AIM OF THE TASK: Set every line down exactly, from the one that has "What's the underlying" through the final one, and keep the pictures out.

PROVIDED INFORMATION:
* begin *

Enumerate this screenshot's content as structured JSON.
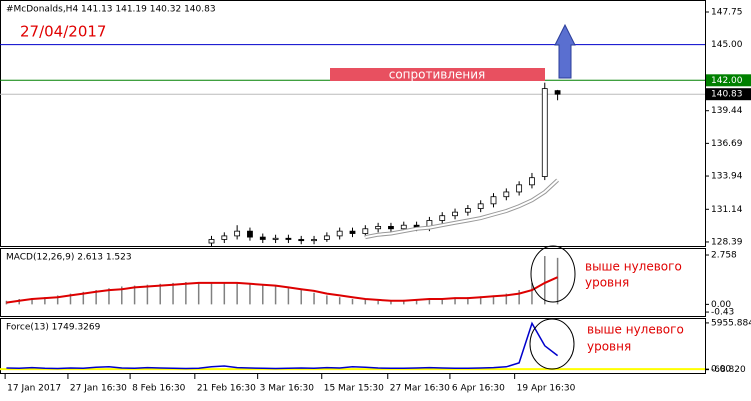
{
  "chart_data": [
    {
      "type": "candlestick",
      "title": "#McDonalds,H4  141.13 141.19 140.32 140.83",
      "annotations": [
        "27/04/2017",
        "сопротивления"
      ],
      "x": [
        33,
        35,
        37,
        39,
        41,
        43,
        45,
        47,
        49,
        51,
        53,
        55,
        57,
        59,
        61,
        63,
        65,
        67,
        69,
        71,
        73,
        75,
        77,
        79,
        81,
        83,
        85,
        87
      ],
      "open": [
        128.3,
        128.6,
        128.9,
        129.3,
        128.8,
        128.6,
        128.7,
        128.6,
        128.5,
        128.6,
        128.9,
        129.3,
        129.1,
        129.5,
        129.7,
        129.5,
        129.8,
        129.6,
        130.2,
        130.6,
        130.9,
        131.2,
        131.6,
        132.2,
        132.6,
        133.2,
        133.9,
        141.13
      ],
      "high": [
        128.9,
        129.2,
        129.8,
        129.6,
        129.1,
        129.0,
        129.0,
        128.9,
        128.9,
        129.2,
        129.6,
        129.6,
        129.8,
        130.0,
        130.0,
        130.1,
        130.1,
        130.5,
        130.9,
        131.2,
        131.5,
        131.9,
        132.5,
        132.9,
        133.5,
        134.2,
        141.8,
        141.19
      ],
      "low": [
        128.0,
        128.3,
        128.6,
        128.5,
        128.3,
        128.3,
        128.3,
        128.2,
        128.2,
        128.4,
        128.6,
        128.8,
        128.8,
        129.2,
        129.2,
        129.2,
        129.3,
        129.3,
        129.9,
        130.3,
        130.6,
        130.9,
        131.3,
        131.9,
        132.3,
        132.9,
        133.6,
        140.32
      ],
      "close": [
        128.6,
        128.9,
        129.3,
        128.8,
        128.6,
        128.7,
        128.6,
        128.5,
        128.6,
        128.9,
        129.3,
        129.1,
        129.5,
        129.7,
        129.5,
        129.8,
        129.6,
        130.2,
        130.6,
        130.9,
        131.2,
        131.6,
        132.2,
        132.6,
        133.2,
        133.8,
        141.3,
        140.83
      ],
      "ma": {
        "color": "#ffffff",
        "values": [
          null,
          null,
          null,
          null,
          null,
          null,
          null,
          null,
          null,
          null,
          null,
          null,
          128.8,
          129.0,
          129.1,
          129.3,
          129.5,
          129.6,
          129.8,
          130.0,
          130.2,
          130.4,
          130.7,
          131.0,
          131.4,
          131.9,
          132.6,
          133.6
        ]
      },
      "xlim": [
        0,
        110
      ],
      "ylim": [
        128.05,
        148.76
      ],
      "yticks": [
        147.75,
        139.44,
        136.69,
        133.94,
        131.14,
        128.39
      ],
      "hlines": [
        {
          "value": 145,
          "label": "145.00",
          "color": "#0000cc"
        },
        {
          "value": 142,
          "label": "142.00",
          "color": "#008000"
        },
        {
          "value": 140.83,
          "label": "140.83",
          "color": "#000000"
        }
      ]
    },
    {
      "type": "macd",
      "title": "MACD(12,26,9) 2.613 1.523",
      "annotation": [
        "выше нулевого",
        "уровня"
      ],
      "x": [
        1,
        3,
        5,
        7,
        9,
        11,
        13,
        15,
        17,
        19,
        21,
        23,
        25,
        27,
        29,
        31,
        33,
        35,
        37,
        39,
        41,
        43,
        45,
        47,
        49,
        51,
        53,
        55,
        57,
        59,
        61,
        63,
        65,
        67,
        69,
        71,
        73,
        75,
        77,
        79,
        81,
        83,
        85,
        87
      ],
      "series": [
        {
          "name": "MACD",
          "color": "#808080",
          "values": [
            0.2,
            0.3,
            0.35,
            0.4,
            0.5,
            0.6,
            0.7,
            0.8,
            0.9,
            1.0,
            1.05,
            1.1,
            1.15,
            1.2,
            1.25,
            1.25,
            1.25,
            1.2,
            1.2,
            1.15,
            1.1,
            1.0,
            0.9,
            0.8,
            0.65,
            0.5,
            0.4,
            0.3,
            0.25,
            0.2,
            0.2,
            0.25,
            0.3,
            0.3,
            0.35,
            0.35,
            0.4,
            0.45,
            0.5,
            0.6,
            0.8,
            1.2,
            2.7,
            2.6
          ]
        },
        {
          "name": "Signal",
          "color": "#dd0000",
          "values": [
            0.1,
            0.2,
            0.3,
            0.35,
            0.4,
            0.5,
            0.6,
            0.7,
            0.8,
            0.85,
            0.95,
            1.0,
            1.05,
            1.1,
            1.15,
            1.2,
            1.2,
            1.2,
            1.2,
            1.15,
            1.1,
            1.05,
            0.95,
            0.85,
            0.75,
            0.6,
            0.5,
            0.4,
            0.3,
            0.25,
            0.2,
            0.2,
            0.25,
            0.3,
            0.3,
            0.35,
            0.35,
            0.4,
            0.45,
            0.5,
            0.6,
            0.8,
            1.2,
            1.52
          ]
        }
      ],
      "xlim": [
        0,
        110
      ],
      "ylim": [
        -0.65,
        3.15
      ],
      "yticks": [
        2.758,
        {
          "value": 0,
          "label": "0.00"
        },
        -0.43
      ]
    },
    {
      "type": "force",
      "title": "Force(13) 1749.3269",
      "annotation": [
        "выше нулевого",
        "уровня"
      ],
      "x": [
        1,
        3,
        5,
        7,
        9,
        11,
        13,
        15,
        17,
        19,
        21,
        23,
        25,
        27,
        29,
        31,
        33,
        35,
        37,
        39,
        41,
        43,
        45,
        47,
        49,
        51,
        53,
        55,
        57,
        59,
        61,
        63,
        65,
        67,
        69,
        71,
        73,
        75,
        77,
        79,
        81,
        83,
        85,
        87
      ],
      "values": [
        150,
        100,
        200,
        120,
        80,
        150,
        100,
        250,
        300,
        150,
        100,
        200,
        150,
        100,
        80,
        120,
        300,
        400,
        200,
        150,
        100,
        80,
        120,
        150,
        100,
        200,
        150,
        300,
        250,
        150,
        100,
        120,
        150,
        200,
        150,
        100,
        120,
        150,
        200,
        300,
        800,
        5900,
        3000,
        1749
      ],
      "color": "#0000cc",
      "zero_color": "#ffff00",
      "xlim": [
        0,
        110
      ],
      "ylim": [
        -500,
        6590
      ],
      "yticks": [
        5955.884,
        {
          "value": 0,
          "label": "0.00"
        },
        {
          "value": -68.82,
          "label": "-68.820"
        }
      ],
      "xticks": [
        {
          "value": 0.8,
          "label": "17 Jan 2017"
        },
        {
          "value": 10.6,
          "label": "27 Jan 16:30"
        },
        {
          "value": 20.3,
          "label": "8 Feb 16:30"
        },
        {
          "value": 30.4,
          "label": "21 Feb 16:30"
        },
        {
          "value": 40.2,
          "label": "3 Mar 16:30"
        },
        {
          "value": 50.2,
          "label": "15 Mar 15:30"
        },
        {
          "value": 60.5,
          "label": "27 Mar 16:30"
        },
        {
          "value": 70.2,
          "label": "6 Apr 16:30"
        },
        {
          "value": 80.3,
          "label": "19 Apr 16:30"
        }
      ]
    }
  ]
}
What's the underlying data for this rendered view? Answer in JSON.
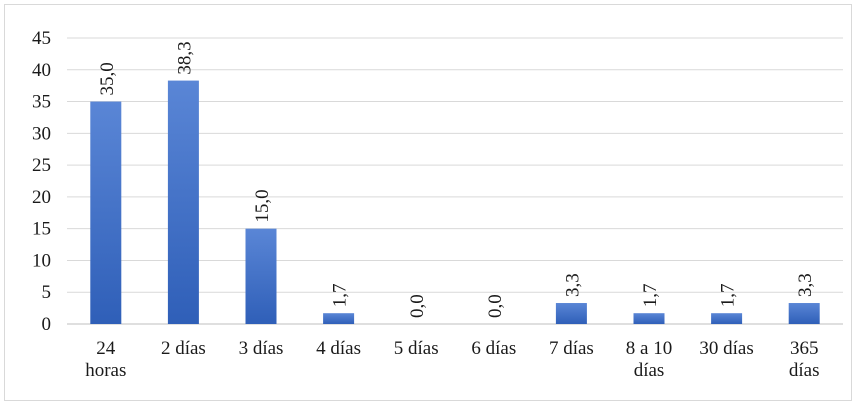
{
  "chart_data": {
    "type": "bar",
    "categories": [
      "24 horas",
      "2 días",
      "3 días",
      "4 días",
      "5 días",
      "6 días",
      "7 días",
      "8 a 10 días",
      "30 días",
      "365 días"
    ],
    "category_lines": [
      [
        "24",
        "horas"
      ],
      [
        "2 días"
      ],
      [
        "3 días"
      ],
      [
        "4 días"
      ],
      [
        "5 días"
      ],
      [
        "6 días"
      ],
      [
        "7 días"
      ],
      [
        "8 a 10",
        "días"
      ],
      [
        "30 días"
      ],
      [
        "365",
        "días"
      ]
    ],
    "values": [
      35.0,
      38.3,
      15.0,
      1.7,
      0.0,
      0.0,
      3.3,
      1.7,
      1.7,
      3.3
    ],
    "data_labels": [
      "35,0",
      "38,3",
      "15,0",
      "1,7",
      "0,0",
      "0,0",
      "3,3",
      "1,7",
      "1,7",
      "3,3"
    ],
    "y_ticks": [
      "0",
      "5",
      "10",
      "15",
      "20",
      "25",
      "30",
      "35",
      "40",
      "45"
    ],
    "ylim": [
      0,
      45
    ],
    "grid": true,
    "legend": "none",
    "colors": {
      "bar_top": "#5a86d6",
      "bar_bottom": "#2f5fb8"
    }
  }
}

* end *

OUTPUT OF THE TASK:
What's the underlying data for this rendered view? Answer in JSON.
{
  "chart_data": {
    "type": "bar",
    "categories": [
      "24 horas",
      "2 días",
      "3 días",
      "4 días",
      "5 días",
      "6 días",
      "7 días",
      "8 a 10 días",
      "30 días",
      "365 días"
    ],
    "category_lines": [
      [
        "24",
        "horas"
      ],
      [
        "2 días"
      ],
      [
        "3 días"
      ],
      [
        "4 días"
      ],
      [
        "5 días"
      ],
      [
        "6 días"
      ],
      [
        "7 días"
      ],
      [
        "8 a 10",
        "días"
      ],
      [
        "30 días"
      ],
      [
        "365",
        "días"
      ]
    ],
    "values": [
      35.0,
      38.3,
      15.0,
      1.7,
      0.0,
      0.0,
      3.3,
      1.7,
      1.7,
      3.3
    ],
    "data_labels": [
      "35,0",
      "38,3",
      "15,0",
      "1,7",
      "0,0",
      "0,0",
      "3,3",
      "1,7",
      "1,7",
      "3,3"
    ],
    "y_ticks": [
      "0",
      "5",
      "10",
      "15",
      "20",
      "25",
      "30",
      "35",
      "40",
      "45"
    ],
    "ylim": [
      0,
      45
    ],
    "grid": true,
    "legend": "none",
    "colors": {
      "bar_top": "#5a86d6",
      "bar_bottom": "#2f5fb8"
    }
  }
}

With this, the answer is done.